§ YOUR INSTRUCTIONS: Reproduce the listing exactly, with no pictures in your copy.

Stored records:
########################################

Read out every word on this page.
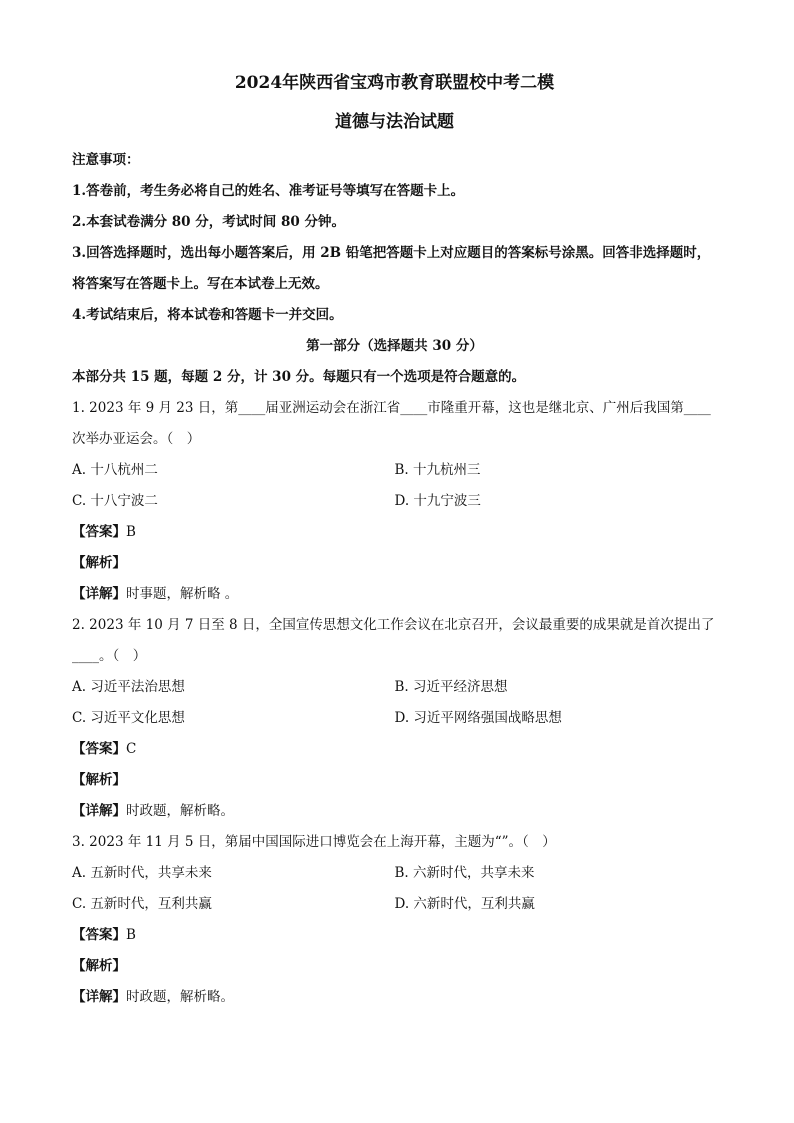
2024年陕西省宝鸡市教育联盟校中考二模

道德与法治试题

注意事项：

1.答卷前，考生务必将自己的姓名、准考证号等填写在答题卡上。

2.本套试卷满分 80 分，考试时间 80 分钟。

3.回答选择题时，选出每小题答案后，用 2B 铅笔把答题卡上对应题目的答案标号涂黑。回答非选择题时，将答案写在答题卡上。写在本试卷上无效。

4.考试结束后，将本试卷和答题卡一并交回。

第一部分（选择题共 30 分）

本部分共 15 题，每题 2 分，计 30 分。每题只有一个选项是符合题意的。

1. 2023 年 9 月 23 日，第____届亚洲运动会在浙江省____市隆重开幕，这也是继北京、广州后我国第____次举办亚运会。（　）

A. 十八杭州二	B. 十九杭州三
C. 十八宁波二	D. 十九宁波三

【答案】B

【解析】

【详解】时事题，解析略 。

2. 2023 年 10 月 7 日至 8 日，全国宣传思想文化工作会议在北京召开，会议最重要的成果就是首次提出了____。（　）

A. 习近平法治思想	B. 习近平经济思想
C. 习近平文化思想	D. 习近平网络强国战略思想

【答案】C

【解析】

【详解】时政题，解析略。

3. 2023 年 11 月 5 日，第届中国国际进口博览会在上海开幕，主题为“”。（　）

A. 五新时代，共享未来	B. 六新时代，共享未来
C. 五新时代，互利共赢	D. 六新时代，互利共赢

【答案】B

【解析】

【详解】时政题，解析略。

########################################

§ COMPLETED TASK:
Read out every word on this page.
2024年陕西省宝鸡市教育联盟校中考二模

道德与法治试题

注意事项：

1.答卷前，考生务必将自己的姓名、准考证号等填写在答题卡上。

2.本套试卷满分 80 分，考试时间 80 分钟。

3.回答选择题时，选出每小题答案后，用 2B 铅笔把答题卡上对应题目的答案标号涂黑。回答非选择题时，将答案写在答题卡上。写在本试卷上无效。

4.考试结束后，将本试卷和答题卡一并交回。

第一部分（选择题共 30 分）

本部分共 15 题，每题 2 分，计 30 分。每题只有一个选项是符合题意的。

1. 2023 年 9 月 23 日，第____届亚洲运动会在浙江省____市隆重开幕，这也是继北京、广州后我国第____次举办亚运会。（　）

A. 十八杭州二	B. 十九杭州三
C. 十八宁波二	D. 十九宁波三

【答案】B

【解析】

【详解】时事题，解析略 。

2. 2023 年 10 月 7 日至 8 日，全国宣传思想文化工作会议在北京召开，会议最重要的成果就是首次提出了____。（　）

A. 习近平法治思想	B. 习近平经济思想
C. 习近平文化思想	D. 习近平网络强国战略思想

【答案】C

【解析】

【详解】时政题，解析略。

3. 2023 年 11 月 5 日，第届中国国际进口博览会在上海开幕，主题为“”。（　）

A. 五新时代，共享未来	B. 六新时代，共享未来
C. 五新时代，互利共赢	D. 六新时代，互利共赢

【答案】B

【解析】

【详解】时政题，解析略。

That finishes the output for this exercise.